**TASK DIRECTIONS**. Using the data below, gather each line that includes the word "Associés".

[Some records]
-------------------------

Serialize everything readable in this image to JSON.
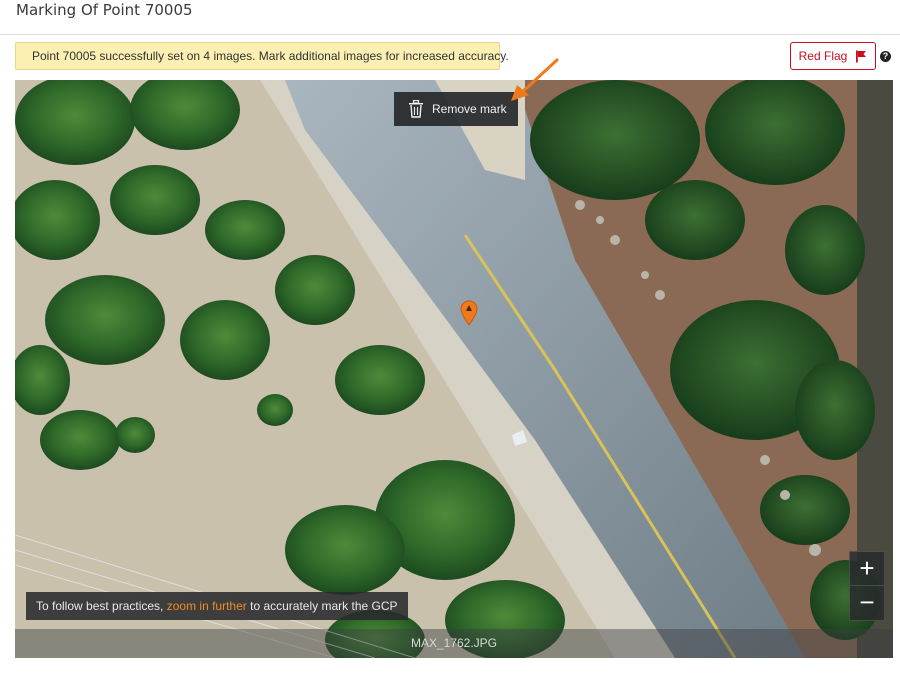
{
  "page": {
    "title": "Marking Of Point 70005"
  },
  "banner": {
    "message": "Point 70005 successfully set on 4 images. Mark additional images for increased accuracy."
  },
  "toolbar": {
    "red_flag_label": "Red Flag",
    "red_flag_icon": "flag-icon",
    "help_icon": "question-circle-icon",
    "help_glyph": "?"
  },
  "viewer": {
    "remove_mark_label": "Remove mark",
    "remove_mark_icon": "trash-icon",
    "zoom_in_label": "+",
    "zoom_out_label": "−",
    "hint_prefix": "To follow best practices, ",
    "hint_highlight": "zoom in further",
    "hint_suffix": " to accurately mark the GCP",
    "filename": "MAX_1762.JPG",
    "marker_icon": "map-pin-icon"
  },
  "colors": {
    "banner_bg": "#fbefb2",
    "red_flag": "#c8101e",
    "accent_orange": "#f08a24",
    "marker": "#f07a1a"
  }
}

-------------------------

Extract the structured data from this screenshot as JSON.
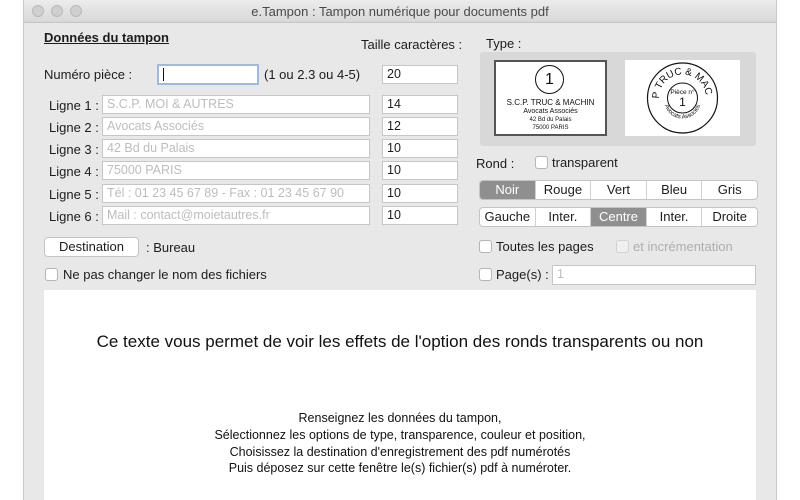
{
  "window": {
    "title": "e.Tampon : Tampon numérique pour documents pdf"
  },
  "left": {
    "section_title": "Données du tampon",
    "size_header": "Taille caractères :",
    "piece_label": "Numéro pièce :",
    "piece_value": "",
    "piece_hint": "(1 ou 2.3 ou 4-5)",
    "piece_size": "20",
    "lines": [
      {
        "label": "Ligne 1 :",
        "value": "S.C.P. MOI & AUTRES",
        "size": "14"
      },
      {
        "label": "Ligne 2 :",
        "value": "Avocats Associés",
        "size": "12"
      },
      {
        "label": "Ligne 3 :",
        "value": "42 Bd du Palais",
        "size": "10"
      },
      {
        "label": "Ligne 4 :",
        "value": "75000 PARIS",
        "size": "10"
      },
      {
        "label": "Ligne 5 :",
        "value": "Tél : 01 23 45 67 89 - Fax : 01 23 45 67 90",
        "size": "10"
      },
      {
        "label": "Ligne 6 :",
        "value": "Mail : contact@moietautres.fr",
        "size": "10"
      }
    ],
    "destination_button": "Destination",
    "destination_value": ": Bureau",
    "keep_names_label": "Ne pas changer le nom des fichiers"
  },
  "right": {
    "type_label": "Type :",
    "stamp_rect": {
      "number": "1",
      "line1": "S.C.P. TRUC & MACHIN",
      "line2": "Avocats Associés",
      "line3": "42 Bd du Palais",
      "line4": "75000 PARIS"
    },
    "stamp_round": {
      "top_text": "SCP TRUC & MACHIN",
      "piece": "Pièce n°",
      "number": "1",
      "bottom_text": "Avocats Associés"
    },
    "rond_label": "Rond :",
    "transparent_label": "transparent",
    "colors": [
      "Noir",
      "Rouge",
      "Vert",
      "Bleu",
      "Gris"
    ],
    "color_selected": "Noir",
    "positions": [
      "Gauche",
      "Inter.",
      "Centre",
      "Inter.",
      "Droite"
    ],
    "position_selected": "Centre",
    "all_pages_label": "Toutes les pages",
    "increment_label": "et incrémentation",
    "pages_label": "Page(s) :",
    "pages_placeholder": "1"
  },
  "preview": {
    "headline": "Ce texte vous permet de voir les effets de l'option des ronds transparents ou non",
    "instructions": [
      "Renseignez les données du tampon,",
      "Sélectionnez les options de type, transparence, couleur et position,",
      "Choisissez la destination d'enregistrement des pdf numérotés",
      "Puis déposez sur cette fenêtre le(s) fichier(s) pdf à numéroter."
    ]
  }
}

-------------------------

**FULL RESPONSE**.
        "value": "Avocats Associés",
      "line2": "Avocats Associés",
      "bottom_text": "Avocats Associés"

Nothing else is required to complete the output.